## DIRECTIONS FOR THIS TASK
Under this task are some entries; return every one of them exactly.

## EXERCISE INPUTS
-- START --
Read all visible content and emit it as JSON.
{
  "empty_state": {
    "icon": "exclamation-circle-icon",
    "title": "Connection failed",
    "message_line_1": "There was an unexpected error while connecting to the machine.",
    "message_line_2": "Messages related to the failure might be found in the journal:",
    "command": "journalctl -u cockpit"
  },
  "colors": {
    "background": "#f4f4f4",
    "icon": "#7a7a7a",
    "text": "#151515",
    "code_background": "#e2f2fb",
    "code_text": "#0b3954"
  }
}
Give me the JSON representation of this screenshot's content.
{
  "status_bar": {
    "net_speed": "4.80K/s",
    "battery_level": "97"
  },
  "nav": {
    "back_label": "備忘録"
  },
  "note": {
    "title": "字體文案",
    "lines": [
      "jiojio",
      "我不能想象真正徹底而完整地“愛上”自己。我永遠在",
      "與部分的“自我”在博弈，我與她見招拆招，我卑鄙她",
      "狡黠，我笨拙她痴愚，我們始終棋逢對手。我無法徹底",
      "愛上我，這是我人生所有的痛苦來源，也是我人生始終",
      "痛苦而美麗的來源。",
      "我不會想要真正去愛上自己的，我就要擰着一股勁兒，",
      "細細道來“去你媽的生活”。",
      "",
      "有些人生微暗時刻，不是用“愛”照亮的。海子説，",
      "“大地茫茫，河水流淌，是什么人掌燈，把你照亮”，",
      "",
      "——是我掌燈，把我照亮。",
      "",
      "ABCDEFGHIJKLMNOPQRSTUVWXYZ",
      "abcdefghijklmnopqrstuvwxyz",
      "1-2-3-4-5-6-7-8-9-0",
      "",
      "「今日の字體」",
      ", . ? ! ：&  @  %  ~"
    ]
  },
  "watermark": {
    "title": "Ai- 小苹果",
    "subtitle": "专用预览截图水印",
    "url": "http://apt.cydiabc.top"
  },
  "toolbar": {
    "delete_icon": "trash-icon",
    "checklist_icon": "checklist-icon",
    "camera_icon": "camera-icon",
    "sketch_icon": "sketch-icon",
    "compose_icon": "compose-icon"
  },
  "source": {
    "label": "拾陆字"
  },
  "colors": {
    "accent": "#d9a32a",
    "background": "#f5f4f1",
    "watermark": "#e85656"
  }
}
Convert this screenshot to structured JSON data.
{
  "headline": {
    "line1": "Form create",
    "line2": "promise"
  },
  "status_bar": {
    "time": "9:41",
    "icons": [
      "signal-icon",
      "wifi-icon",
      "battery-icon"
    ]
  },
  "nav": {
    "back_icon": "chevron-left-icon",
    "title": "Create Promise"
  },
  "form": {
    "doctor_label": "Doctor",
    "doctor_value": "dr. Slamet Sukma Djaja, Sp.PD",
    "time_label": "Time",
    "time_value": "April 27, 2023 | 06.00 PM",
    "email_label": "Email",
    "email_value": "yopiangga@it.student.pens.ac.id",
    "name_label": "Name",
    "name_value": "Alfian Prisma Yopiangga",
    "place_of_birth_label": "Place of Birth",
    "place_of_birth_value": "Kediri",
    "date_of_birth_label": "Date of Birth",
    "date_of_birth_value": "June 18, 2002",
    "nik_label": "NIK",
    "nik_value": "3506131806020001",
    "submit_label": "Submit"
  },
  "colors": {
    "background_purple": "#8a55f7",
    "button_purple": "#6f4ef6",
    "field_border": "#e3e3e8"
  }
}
-- END --
## SOLUTION FOR THIS EXERCISE
Read all visible content and emit it as JSON.
{
  "empty_state": {
    "icon": "exclamation-circle-icon",
    "title": "Connection failed",
    "message_line_1": "There was an unexpected error while connecting to the machine.",
    "message_line_2": "Messages related to the failure might be found in the journal:",
    "command": "journalctl -u cockpit"
  },
  "colors": {
    "background": "#f4f4f4",
    "icon": "#7a7a7a",
    "text": "#151515",
    "code_background": "#e2f2fb",
    "code_text": "#0b3954"
  }
}
Give me the JSON representation of this screenshot's content.
{
  "status_bar": {
    "net_speed": "4.80K/s",
    "battery_level": "97"
  },
  "nav": {
    "back_label": "備忘録"
  },
  "note": {
    "title": "字體文案",
    "lines": [
      "jiojio",
      "我不能想象真正徹底而完整地“愛上”自己。我永遠在",
      "與部分的“自我”在博弈，我與她見招拆招，我卑鄙她",
      "狡黠，我笨拙她痴愚，我們始終棋逢對手。我無法徹底",
      "愛上我，這是我人生所有的痛苦來源，也是我人生始終",
      "痛苦而美麗的來源。",
      "我不會想要真正去愛上自己的，我就要擰着一股勁兒，",
      "細細道來“去你媽的生活”。",
      "",
      "有些人生微暗時刻，不是用“愛”照亮的。海子説，",
      "“大地茫茫，河水流淌，是什么人掌燈，把你照亮”，",
      "",
      "——是我掌燈，把我照亮。",
      "",
      "ABCDEFGHIJKLMNOPQRSTUVWXYZ",
      "abcdefghijklmnopqrstuvwxyz",
      "1-2-3-4-5-6-7-8-9-0",
      "",
      "「今日の字體」",
      ", . ? ! ：&  @  %  ~"
    ]
  },
  "watermark": {
    "title": "Ai- 小苹果",
    "subtitle": "专用预览截图水印",
    "url": "http://apt.cydiabc.top"
  },
  "toolbar": {
    "delete_icon": "trash-icon",
    "checklist_icon": "checklist-icon",
    "camera_icon": "camera-icon",
    "sketch_icon": "sketch-icon",
    "compose_icon": "compose-icon"
  },
  "source": {
    "label": "拾陆字"
  },
  "colors": {
    "accent": "#d9a32a",
    "background": "#f5f4f1",
    "watermark": "#e85656"
  }
}
Convert this screenshot to structured JSON data.
{
  "headline": {
    "line1": "Form create",
    "line2": "promise"
  },
  "status_bar": {
    "time": "9:41",
    "icons": [
      "signal-icon",
      "wifi-icon",
      "battery-icon"
    ]
  },
  "nav": {
    "back_icon": "chevron-left-icon",
    "title": "Create Promise"
  },
  "form": {
    "doctor_label": "Doctor",
    "doctor_value": "dr. Slamet Sukma Djaja, Sp.PD",
    "time_label": "Time",
    "time_value": "April 27, 2023 | 06.00 PM",
    "email_label": "Email",
    "email_value": "yopiangga@it.student.pens.ac.id",
    "name_label": "Name",
    "name_value": "Alfian Prisma Yopiangga",
    "place_of_birth_label": "Place of Birth",
    "place_of_birth_value": "Kediri",
    "date_of_birth_label": "Date of Birth",
    "date_of_birth_value": "June 18, 2002",
    "nik_label": "NIK",
    "nik_value": "3506131806020001",
    "submit_label": "Submit"
  },
  "colors": {
    "background_purple": "#8a55f7",
    "button_purple": "#6f4ef6",
    "field_border": "#e3e3e8"
  }
}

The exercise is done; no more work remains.